## Given exercise:
Below are the records; pull every line that includes "name".

==== Dataset excerpts

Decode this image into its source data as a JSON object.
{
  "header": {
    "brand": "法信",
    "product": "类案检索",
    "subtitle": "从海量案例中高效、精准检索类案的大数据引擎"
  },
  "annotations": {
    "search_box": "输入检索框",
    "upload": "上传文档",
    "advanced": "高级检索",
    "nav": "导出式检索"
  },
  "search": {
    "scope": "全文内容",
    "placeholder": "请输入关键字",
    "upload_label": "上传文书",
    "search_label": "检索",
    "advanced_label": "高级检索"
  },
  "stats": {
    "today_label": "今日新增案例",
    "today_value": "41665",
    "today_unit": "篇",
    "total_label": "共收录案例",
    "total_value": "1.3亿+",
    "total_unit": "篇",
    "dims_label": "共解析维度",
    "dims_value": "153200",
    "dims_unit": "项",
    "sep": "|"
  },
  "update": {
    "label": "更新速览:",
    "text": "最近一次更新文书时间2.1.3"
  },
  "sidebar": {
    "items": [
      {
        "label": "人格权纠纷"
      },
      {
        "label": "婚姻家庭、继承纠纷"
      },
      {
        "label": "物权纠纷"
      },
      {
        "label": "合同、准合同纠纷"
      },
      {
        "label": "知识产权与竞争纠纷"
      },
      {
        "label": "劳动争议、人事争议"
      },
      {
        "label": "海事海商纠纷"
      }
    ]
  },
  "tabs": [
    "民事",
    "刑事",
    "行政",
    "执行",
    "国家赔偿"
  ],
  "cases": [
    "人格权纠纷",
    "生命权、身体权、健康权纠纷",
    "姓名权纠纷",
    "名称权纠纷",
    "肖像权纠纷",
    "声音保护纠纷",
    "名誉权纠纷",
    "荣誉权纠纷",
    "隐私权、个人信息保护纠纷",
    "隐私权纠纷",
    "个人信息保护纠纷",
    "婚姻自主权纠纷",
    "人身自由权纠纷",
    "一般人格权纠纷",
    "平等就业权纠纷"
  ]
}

========
==== Dataset excerpts

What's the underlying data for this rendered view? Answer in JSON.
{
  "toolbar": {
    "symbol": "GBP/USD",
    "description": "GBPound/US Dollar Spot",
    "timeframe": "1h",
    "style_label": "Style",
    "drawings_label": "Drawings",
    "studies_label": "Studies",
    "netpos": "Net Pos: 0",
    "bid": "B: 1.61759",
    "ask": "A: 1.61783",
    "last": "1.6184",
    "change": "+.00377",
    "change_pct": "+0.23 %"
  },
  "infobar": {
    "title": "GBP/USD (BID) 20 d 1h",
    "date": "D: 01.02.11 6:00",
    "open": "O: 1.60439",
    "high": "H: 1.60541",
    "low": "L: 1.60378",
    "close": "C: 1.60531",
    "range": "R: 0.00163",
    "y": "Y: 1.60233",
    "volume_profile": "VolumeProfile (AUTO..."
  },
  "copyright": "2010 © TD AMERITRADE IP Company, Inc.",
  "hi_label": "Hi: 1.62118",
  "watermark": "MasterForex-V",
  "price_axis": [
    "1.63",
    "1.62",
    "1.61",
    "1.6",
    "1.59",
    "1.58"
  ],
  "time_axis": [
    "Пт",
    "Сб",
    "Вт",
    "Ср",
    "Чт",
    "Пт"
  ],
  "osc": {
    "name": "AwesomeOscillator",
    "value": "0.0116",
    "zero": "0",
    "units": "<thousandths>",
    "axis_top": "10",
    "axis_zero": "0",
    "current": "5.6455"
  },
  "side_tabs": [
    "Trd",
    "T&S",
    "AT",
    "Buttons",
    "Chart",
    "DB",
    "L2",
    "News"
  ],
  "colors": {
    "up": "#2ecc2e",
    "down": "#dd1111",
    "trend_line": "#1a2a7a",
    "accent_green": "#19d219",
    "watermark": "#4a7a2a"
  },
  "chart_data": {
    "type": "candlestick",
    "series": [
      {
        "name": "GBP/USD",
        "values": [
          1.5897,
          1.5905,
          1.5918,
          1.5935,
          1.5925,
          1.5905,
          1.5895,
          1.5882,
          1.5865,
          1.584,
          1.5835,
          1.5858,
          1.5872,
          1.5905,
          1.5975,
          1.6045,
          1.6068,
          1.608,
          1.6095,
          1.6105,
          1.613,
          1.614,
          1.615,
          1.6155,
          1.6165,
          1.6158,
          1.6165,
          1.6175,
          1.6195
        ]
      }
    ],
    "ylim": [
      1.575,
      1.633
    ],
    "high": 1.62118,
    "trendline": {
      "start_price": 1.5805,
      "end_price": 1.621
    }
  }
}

========

## Expected output:
    "name": "AwesomeOscillator",
        "name": "GBP/USD",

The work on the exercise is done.